Brief.
Whenever a line contains the string "from", copy it out of the entries.

Record extracts.
----
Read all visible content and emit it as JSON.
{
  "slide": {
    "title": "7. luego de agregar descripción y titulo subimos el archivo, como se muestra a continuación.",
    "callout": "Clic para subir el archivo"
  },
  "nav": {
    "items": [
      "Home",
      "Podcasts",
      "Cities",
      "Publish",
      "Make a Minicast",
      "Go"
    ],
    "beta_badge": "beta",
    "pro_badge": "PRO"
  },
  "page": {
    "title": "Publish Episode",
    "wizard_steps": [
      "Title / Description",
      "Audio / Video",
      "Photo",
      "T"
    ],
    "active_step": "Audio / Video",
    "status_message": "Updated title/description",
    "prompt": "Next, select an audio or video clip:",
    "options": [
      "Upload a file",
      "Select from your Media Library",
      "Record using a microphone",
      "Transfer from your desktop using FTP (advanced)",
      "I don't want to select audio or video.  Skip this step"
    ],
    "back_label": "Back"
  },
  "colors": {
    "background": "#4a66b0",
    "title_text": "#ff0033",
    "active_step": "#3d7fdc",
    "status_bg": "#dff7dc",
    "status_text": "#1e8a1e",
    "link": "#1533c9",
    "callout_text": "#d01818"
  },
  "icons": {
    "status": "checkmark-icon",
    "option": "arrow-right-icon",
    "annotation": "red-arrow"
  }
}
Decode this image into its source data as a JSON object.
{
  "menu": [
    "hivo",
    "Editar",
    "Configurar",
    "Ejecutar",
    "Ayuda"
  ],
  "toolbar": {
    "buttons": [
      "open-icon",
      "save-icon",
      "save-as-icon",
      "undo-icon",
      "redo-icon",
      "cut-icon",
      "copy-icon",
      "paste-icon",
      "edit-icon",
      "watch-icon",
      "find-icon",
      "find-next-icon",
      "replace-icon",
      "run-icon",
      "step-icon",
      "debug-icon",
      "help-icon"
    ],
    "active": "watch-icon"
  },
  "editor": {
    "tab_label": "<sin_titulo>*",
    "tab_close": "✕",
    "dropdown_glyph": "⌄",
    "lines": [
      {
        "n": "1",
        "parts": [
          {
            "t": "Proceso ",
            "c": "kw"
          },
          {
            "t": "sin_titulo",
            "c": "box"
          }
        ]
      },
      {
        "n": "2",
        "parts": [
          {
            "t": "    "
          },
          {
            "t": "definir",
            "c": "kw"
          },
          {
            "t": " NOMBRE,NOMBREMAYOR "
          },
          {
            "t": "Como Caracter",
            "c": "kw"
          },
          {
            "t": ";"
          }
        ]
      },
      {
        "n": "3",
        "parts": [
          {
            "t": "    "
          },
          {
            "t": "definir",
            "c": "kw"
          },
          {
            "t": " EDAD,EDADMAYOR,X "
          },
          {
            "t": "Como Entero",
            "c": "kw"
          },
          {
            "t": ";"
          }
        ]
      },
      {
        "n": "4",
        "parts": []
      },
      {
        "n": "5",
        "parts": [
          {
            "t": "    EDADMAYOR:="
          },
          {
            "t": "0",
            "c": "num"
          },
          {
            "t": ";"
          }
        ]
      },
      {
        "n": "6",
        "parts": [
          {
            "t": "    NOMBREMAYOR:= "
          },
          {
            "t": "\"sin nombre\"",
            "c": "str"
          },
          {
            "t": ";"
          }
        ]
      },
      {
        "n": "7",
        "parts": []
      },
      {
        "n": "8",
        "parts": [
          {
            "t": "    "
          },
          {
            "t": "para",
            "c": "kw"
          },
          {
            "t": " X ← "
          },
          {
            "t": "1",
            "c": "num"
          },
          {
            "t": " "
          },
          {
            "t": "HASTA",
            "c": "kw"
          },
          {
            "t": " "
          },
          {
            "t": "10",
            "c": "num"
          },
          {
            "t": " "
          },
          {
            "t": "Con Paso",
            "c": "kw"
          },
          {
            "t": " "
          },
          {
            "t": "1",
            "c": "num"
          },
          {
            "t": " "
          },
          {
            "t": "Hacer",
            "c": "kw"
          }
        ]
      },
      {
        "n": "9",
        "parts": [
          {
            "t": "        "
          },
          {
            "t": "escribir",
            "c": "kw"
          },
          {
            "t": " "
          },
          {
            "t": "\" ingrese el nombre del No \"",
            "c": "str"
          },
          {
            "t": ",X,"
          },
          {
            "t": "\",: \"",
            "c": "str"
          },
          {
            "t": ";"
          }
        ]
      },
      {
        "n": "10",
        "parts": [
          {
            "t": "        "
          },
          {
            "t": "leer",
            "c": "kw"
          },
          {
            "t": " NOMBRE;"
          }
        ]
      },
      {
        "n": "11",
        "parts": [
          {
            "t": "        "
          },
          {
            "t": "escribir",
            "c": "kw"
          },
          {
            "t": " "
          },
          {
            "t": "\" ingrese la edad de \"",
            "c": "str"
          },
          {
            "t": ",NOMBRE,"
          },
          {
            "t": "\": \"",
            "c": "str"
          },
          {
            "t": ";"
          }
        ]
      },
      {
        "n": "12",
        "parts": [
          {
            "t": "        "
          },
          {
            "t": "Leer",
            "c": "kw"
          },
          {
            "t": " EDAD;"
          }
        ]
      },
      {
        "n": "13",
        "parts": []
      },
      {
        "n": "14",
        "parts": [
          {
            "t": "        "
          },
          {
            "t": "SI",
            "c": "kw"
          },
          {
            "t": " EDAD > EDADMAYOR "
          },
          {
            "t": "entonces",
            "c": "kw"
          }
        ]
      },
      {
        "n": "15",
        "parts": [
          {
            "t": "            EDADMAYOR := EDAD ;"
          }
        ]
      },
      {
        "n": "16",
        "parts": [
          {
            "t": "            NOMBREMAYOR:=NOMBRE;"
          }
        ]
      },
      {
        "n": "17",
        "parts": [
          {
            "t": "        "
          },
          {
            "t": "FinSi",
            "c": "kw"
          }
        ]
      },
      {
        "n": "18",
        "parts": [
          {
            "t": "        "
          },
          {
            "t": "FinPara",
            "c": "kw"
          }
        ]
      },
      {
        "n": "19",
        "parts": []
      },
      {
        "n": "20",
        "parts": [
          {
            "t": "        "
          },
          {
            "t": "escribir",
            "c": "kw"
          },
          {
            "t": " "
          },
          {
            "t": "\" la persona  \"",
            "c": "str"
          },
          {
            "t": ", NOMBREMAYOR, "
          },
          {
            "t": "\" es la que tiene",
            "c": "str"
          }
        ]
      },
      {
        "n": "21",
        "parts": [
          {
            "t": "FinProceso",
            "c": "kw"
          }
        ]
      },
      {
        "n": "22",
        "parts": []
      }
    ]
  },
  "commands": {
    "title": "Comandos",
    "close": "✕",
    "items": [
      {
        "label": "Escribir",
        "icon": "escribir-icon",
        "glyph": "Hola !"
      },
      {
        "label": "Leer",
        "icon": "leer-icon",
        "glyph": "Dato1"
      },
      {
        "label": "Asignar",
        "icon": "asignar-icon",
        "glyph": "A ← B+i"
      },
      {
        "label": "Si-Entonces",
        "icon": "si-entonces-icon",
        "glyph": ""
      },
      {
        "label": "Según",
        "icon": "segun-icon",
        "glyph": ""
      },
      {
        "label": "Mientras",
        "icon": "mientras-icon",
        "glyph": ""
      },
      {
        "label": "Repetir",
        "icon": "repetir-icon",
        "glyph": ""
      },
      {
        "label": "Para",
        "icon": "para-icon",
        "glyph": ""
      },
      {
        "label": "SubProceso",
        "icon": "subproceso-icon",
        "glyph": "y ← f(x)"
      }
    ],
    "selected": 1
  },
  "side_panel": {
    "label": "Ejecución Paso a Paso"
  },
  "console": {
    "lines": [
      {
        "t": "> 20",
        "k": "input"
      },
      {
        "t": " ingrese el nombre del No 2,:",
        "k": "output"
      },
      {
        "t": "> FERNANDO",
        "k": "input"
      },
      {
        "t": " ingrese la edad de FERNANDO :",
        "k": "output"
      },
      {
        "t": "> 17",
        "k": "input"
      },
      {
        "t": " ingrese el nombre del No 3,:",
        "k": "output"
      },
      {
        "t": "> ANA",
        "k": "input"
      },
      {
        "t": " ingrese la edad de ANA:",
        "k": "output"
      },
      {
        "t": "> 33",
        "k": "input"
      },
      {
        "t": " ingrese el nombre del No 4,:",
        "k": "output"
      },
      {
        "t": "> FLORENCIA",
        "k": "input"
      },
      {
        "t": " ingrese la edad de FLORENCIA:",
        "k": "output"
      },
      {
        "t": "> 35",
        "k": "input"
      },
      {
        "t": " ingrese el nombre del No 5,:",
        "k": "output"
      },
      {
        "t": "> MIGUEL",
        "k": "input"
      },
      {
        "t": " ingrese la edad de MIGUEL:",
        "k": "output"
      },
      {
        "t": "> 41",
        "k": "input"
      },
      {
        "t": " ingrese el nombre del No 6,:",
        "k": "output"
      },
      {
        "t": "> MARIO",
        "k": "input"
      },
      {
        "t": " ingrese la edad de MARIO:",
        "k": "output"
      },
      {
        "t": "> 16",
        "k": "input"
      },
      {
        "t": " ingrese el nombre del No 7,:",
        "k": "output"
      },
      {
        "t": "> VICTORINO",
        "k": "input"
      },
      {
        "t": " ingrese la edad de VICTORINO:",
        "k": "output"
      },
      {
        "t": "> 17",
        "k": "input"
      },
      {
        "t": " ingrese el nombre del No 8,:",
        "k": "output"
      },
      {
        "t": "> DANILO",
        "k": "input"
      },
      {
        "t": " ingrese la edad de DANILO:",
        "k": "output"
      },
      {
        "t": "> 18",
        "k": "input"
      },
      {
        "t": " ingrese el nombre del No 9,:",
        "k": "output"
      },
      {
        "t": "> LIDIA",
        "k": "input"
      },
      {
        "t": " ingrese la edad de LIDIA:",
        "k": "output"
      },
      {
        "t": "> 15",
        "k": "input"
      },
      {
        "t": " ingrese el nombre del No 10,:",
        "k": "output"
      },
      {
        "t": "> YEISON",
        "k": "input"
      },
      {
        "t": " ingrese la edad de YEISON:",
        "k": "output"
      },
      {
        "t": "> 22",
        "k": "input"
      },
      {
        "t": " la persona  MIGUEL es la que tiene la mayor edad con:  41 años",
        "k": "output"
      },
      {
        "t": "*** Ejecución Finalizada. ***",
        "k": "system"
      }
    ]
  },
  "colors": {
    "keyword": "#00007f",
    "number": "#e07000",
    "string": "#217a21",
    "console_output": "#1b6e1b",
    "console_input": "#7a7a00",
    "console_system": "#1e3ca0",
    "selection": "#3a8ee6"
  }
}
----
Expected answer.
      "Select from your Media Library",
      "Transfer from your desktop using FTP (advanced)",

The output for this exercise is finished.